### DATA EXTRACT

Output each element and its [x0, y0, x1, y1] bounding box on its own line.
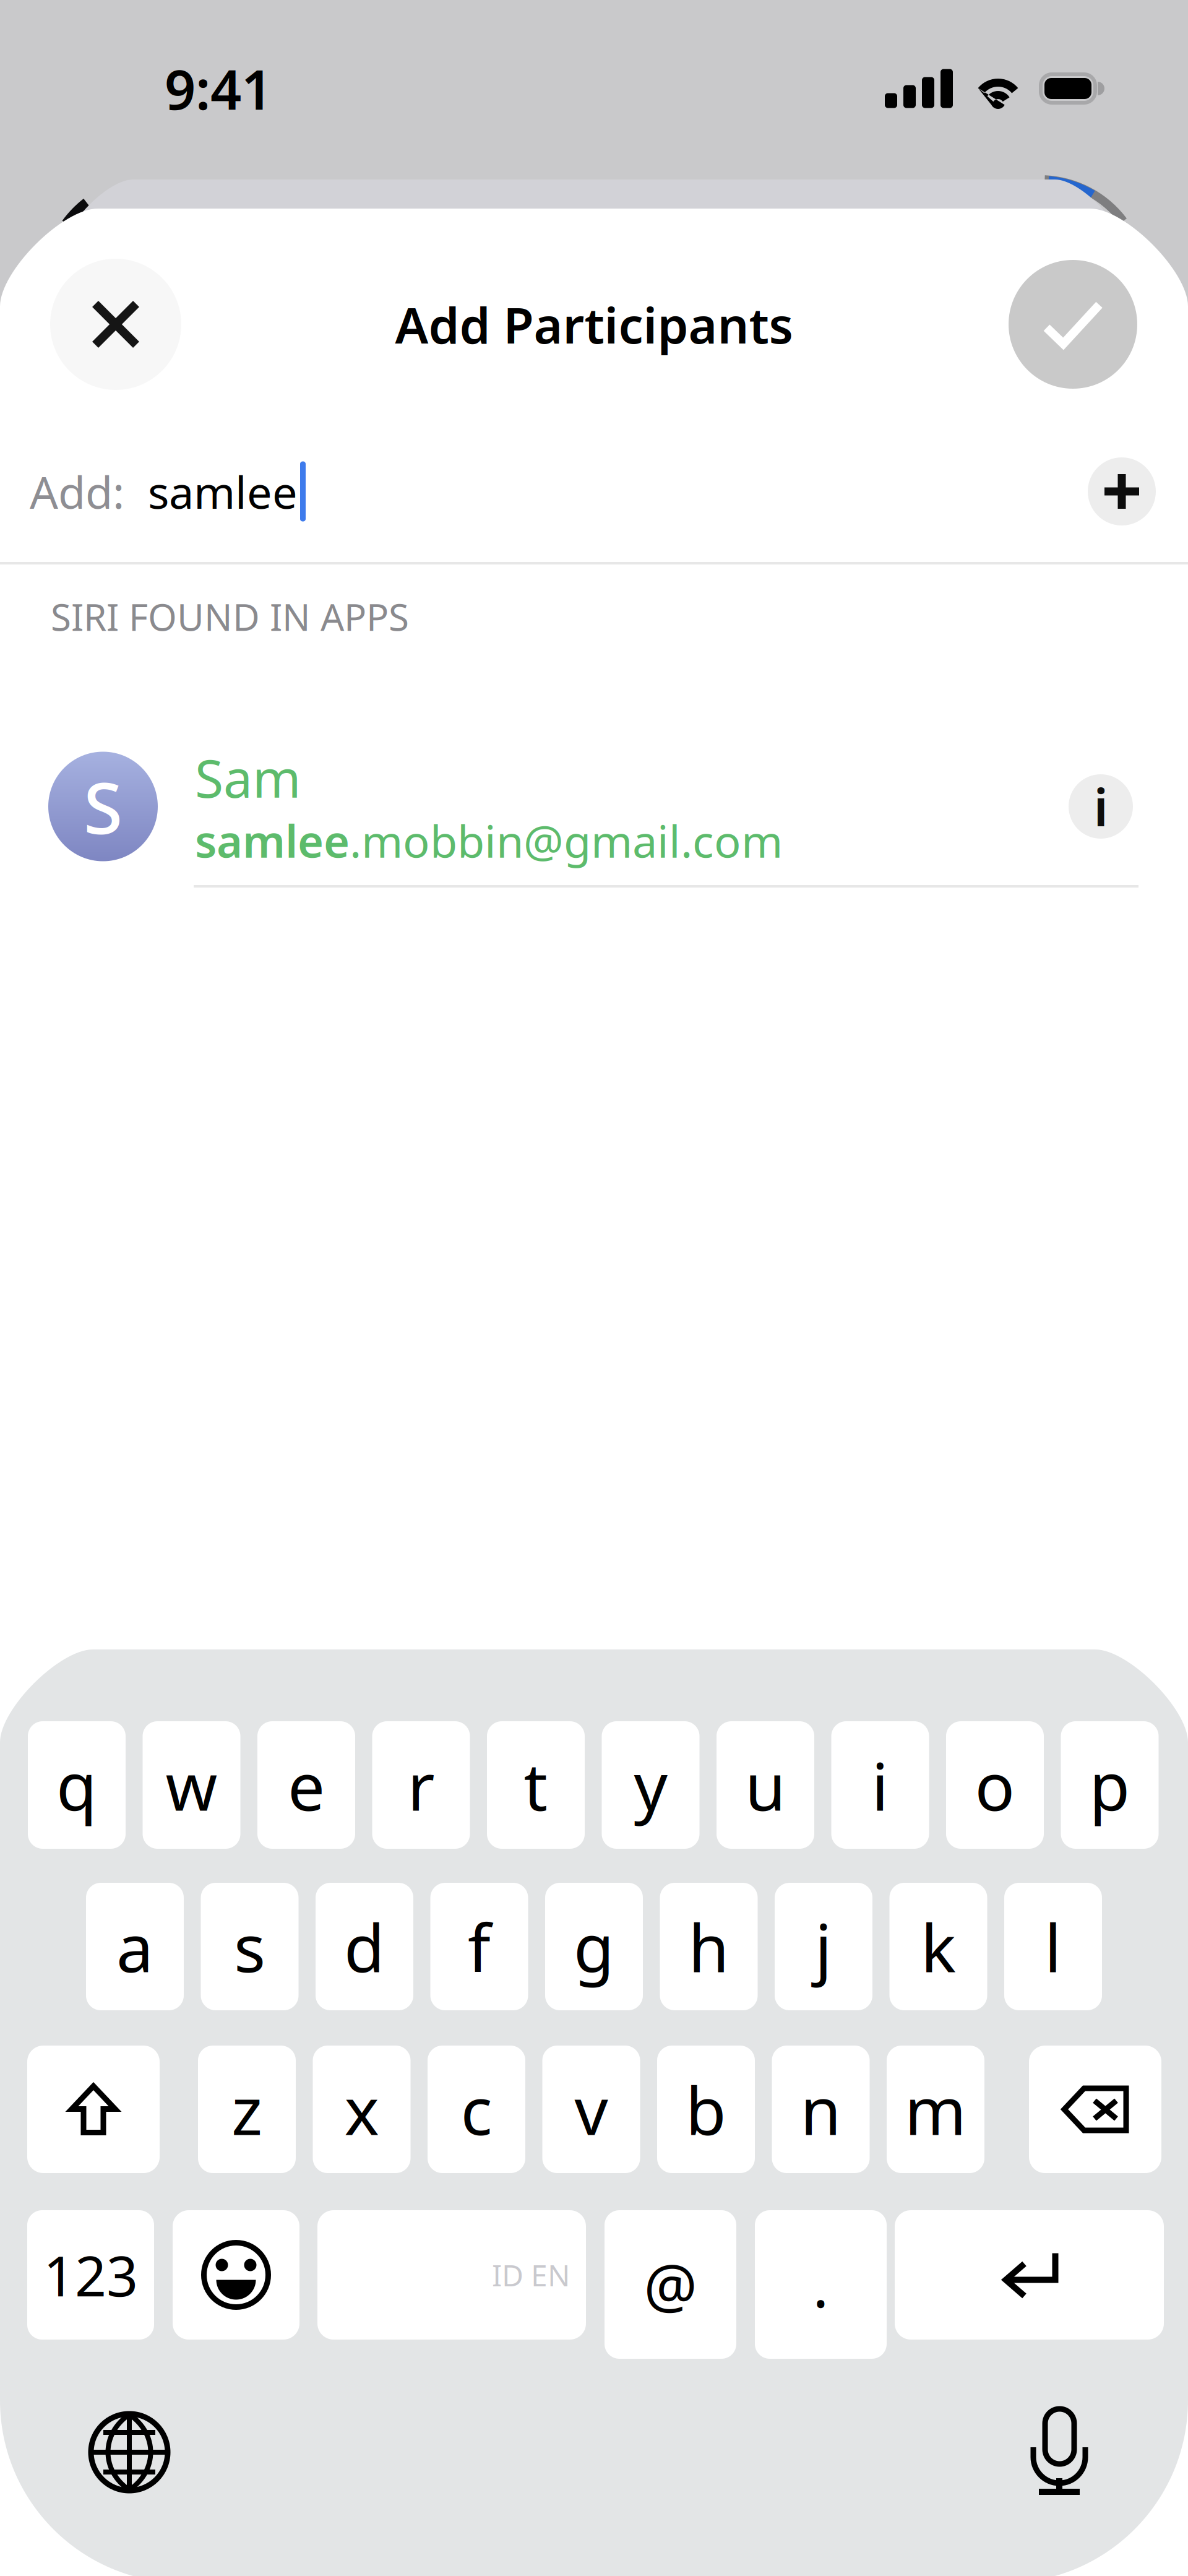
button[interactable]: o: [946, 1721, 1044, 1849]
button[interactable]: q: [28, 1721, 126, 1849]
staticText: samlee: [148, 462, 298, 521]
staticText: 123: [43, 2238, 138, 2312]
button[interactable]: l: [1004, 1883, 1102, 2010]
staticText: w: [166, 1741, 217, 1829]
button[interactable]: b: [657, 2046, 755, 2173]
staticText: i: [1094, 772, 1108, 840]
button[interactable]: S: [0, 743, 1188, 870]
staticText: SIRI FOUND IN APPS: [51, 592, 409, 641]
button[interactable]: v: [542, 2046, 640, 2173]
button[interactable]: j: [775, 1883, 872, 2010]
button[interactable]: t: [487, 1721, 585, 1849]
button[interactable]: Shift: [27, 2046, 160, 2173]
staticText: y: [634, 1741, 667, 1829]
staticText: j: [815, 1903, 832, 1990]
button[interactable]: Add contact: [1088, 457, 1156, 525]
staticText: S: [84, 759, 123, 854]
staticText: .: [813, 2245, 829, 2324]
staticText: 9:41: [165, 52, 272, 125]
button[interactable]: k: [889, 1883, 987, 2010]
button[interactable]: Emoji: [173, 2210, 299, 2340]
staticText: Add:: [30, 462, 124, 521]
staticText: a: [116, 1903, 153, 1990]
button[interactable]: 123: [27, 2210, 154, 2340]
staticText: Sam: [195, 743, 301, 812]
button[interactable]: a: [86, 1883, 184, 2010]
staticText: o: [975, 1741, 1015, 1829]
button[interactable]: s: [201, 1883, 299, 2010]
button[interactable]: Done: [1009, 260, 1137, 389]
button[interactable]: Close: [50, 259, 181, 390]
staticText: l: [1044, 1903, 1062, 1990]
button[interactable]: i: [831, 1721, 929, 1849]
staticText: e: [288, 1741, 325, 1829]
button[interactable]: Space: [317, 2210, 586, 2340]
staticText: @: [644, 2245, 697, 2324]
staticText: samlee.mobbin@gmail.com: [195, 811, 783, 870]
button[interactable]: Return: [895, 2210, 1164, 2340]
staticText: r: [407, 1741, 435, 1829]
button[interactable]: r: [372, 1721, 470, 1849]
staticText: x: [344, 2066, 379, 2153]
button[interactable]: Backspace: [1029, 2046, 1161, 2173]
button[interactable]: h: [660, 1883, 758, 2010]
staticText: f: [468, 1903, 491, 1990]
button[interactable]: g: [545, 1883, 643, 2010]
staticText: g: [574, 1903, 614, 1990]
staticText: b: [686, 2066, 726, 2153]
button[interactable]: @: [605, 2210, 736, 2359]
staticText: v: [575, 2066, 608, 2153]
staticText: h: [688, 1903, 729, 1990]
button[interactable]: .: [755, 2210, 887, 2359]
staticText: c: [461, 2066, 492, 2153]
staticText: Add Participants: [395, 291, 793, 357]
button[interactable]: f: [430, 1883, 528, 2010]
staticText: ID EN: [492, 2255, 570, 2295]
staticText: u: [745, 1741, 786, 1829]
button[interactable]: Switch keyboard: [89, 2412, 170, 2492]
staticText: n: [800, 2066, 841, 2153]
button[interactable]: y: [602, 1721, 699, 1849]
staticText: m: [905, 2066, 966, 2153]
button[interactable]: u: [717, 1721, 814, 1849]
staticText: d: [344, 1903, 385, 1990]
staticText: q: [56, 1741, 97, 1829]
button[interactable]: n: [772, 2046, 870, 2173]
staticText: i: [872, 1741, 889, 1829]
staticText: k: [921, 1903, 956, 1990]
button[interactable]: d: [316, 1883, 413, 2010]
button[interactable]: z: [198, 2046, 296, 2173]
button[interactable]: m: [887, 2046, 984, 2173]
button[interactable]: e: [257, 1721, 355, 1849]
button[interactable]: w: [143, 1721, 240, 1849]
staticText: p: [1089, 1741, 1130, 1829]
staticText: t: [524, 1741, 548, 1829]
button[interactable]: p: [1061, 1721, 1159, 1849]
staticText: z: [231, 2066, 262, 2153]
button[interactable]: Dictate: [1031, 2409, 1088, 2496]
button[interactable]: c: [428, 2046, 525, 2173]
staticText: s: [234, 1903, 265, 1990]
button[interactable]: x: [313, 2046, 411, 2173]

### EXERCISE
Please repeat each of the records above exactly as it appears, including every line of text and every box, but leave the pictures out of your answer.

### EXERCISE OUTPUT
Output each element and its [x0, y0, x1, y1] bounding box on its own line.
button[interactable]: o: [946, 1721, 1044, 1849]
button[interactable]: q: [28, 1721, 126, 1849]
staticText: samlee: [148, 462, 298, 521]
staticText: 123: [43, 2238, 138, 2312]
button[interactable]: l: [1004, 1883, 1102, 2010]
staticText: w: [166, 1741, 217, 1829]
button[interactable]: b: [657, 2046, 755, 2173]
staticText: i: [1094, 772, 1108, 840]
button[interactable]: S: [0, 743, 1188, 870]
staticText: SIRI FOUND IN APPS: [51, 592, 409, 641]
button[interactable]: v: [542, 2046, 640, 2173]
button[interactable]: j: [775, 1883, 872, 2010]
button[interactable]: t: [487, 1721, 585, 1849]
button[interactable]: Shift: [27, 2046, 160, 2173]
staticText: y: [634, 1741, 667, 1829]
staticText: j: [815, 1903, 832, 1990]
button[interactable]: Add contact: [1088, 457, 1156, 525]
staticText: S: [84, 759, 123, 854]
staticText: .: [813, 2245, 829, 2324]
staticText: 9:41: [165, 52, 272, 125]
button[interactable]: k: [889, 1883, 987, 2010]
button[interactable]: Emoji: [173, 2210, 299, 2340]
staticText: Add:: [30, 462, 124, 521]
staticText: a: [116, 1903, 153, 1990]
button[interactable]: 123: [27, 2210, 154, 2340]
staticText: Sam: [195, 743, 301, 812]
button[interactable]: a: [86, 1883, 184, 2010]
staticText: o: [975, 1741, 1015, 1829]
button[interactable]: s: [201, 1883, 299, 2010]
button[interactable]: Done: [1009, 260, 1137, 389]
button[interactable]: Close: [50, 259, 181, 390]
staticText: l: [1044, 1903, 1062, 1990]
button[interactable]: i: [831, 1721, 929, 1849]
staticText: e: [288, 1741, 325, 1829]
button[interactable]: Space: [317, 2210, 586, 2340]
staticText: @: [644, 2245, 697, 2324]
staticText: samlee.mobbin@gmail.com: [195, 811, 783, 870]
button[interactable]: Return: [895, 2210, 1164, 2340]
staticText: r: [407, 1741, 435, 1829]
button[interactable]: r: [372, 1721, 470, 1849]
staticText: x: [344, 2066, 379, 2153]
button[interactable]: Backspace: [1029, 2046, 1161, 2173]
button[interactable]: h: [660, 1883, 758, 2010]
staticText: f: [468, 1903, 491, 1990]
button[interactable]: g: [545, 1883, 643, 2010]
staticText: g: [574, 1903, 614, 1990]
staticText: b: [686, 2066, 726, 2153]
button[interactable]: @: [605, 2210, 736, 2359]
staticText: v: [575, 2066, 608, 2153]
staticText: h: [688, 1903, 729, 1990]
button[interactable]: .: [755, 2210, 887, 2359]
staticText: c: [461, 2066, 492, 2153]
staticText: Add Participants: [395, 291, 793, 357]
button[interactable]: f: [430, 1883, 528, 2010]
staticText: ID EN: [492, 2255, 570, 2295]
staticText: u: [745, 1741, 786, 1829]
button[interactable]: Switch keyboard: [89, 2412, 170, 2492]
staticText: n: [800, 2066, 841, 2153]
button[interactable]: y: [602, 1721, 699, 1849]
staticText: m: [905, 2066, 966, 2153]
button[interactable]: u: [717, 1721, 814, 1849]
staticText: d: [344, 1903, 385, 1990]
staticText: q: [56, 1741, 97, 1829]
button[interactable]: n: [772, 2046, 870, 2173]
staticText: i: [872, 1741, 889, 1829]
staticText: k: [921, 1903, 956, 1990]
button[interactable]: d: [316, 1883, 413, 2010]
button[interactable]: z: [198, 2046, 296, 2173]
button[interactable]: m: [887, 2046, 984, 2173]
button[interactable]: e: [257, 1721, 355, 1849]
button[interactable]: w: [143, 1721, 240, 1849]
staticText: p: [1089, 1741, 1130, 1829]
staticText: t: [524, 1741, 548, 1829]
button[interactable]: p: [1061, 1721, 1159, 1849]
staticText: z: [231, 2066, 262, 2153]
button[interactable]: Dictate: [1031, 2409, 1088, 2496]
button[interactable]: c: [428, 2046, 525, 2173]
staticText: s: [234, 1903, 265, 1990]
button[interactable]: x: [313, 2046, 411, 2173]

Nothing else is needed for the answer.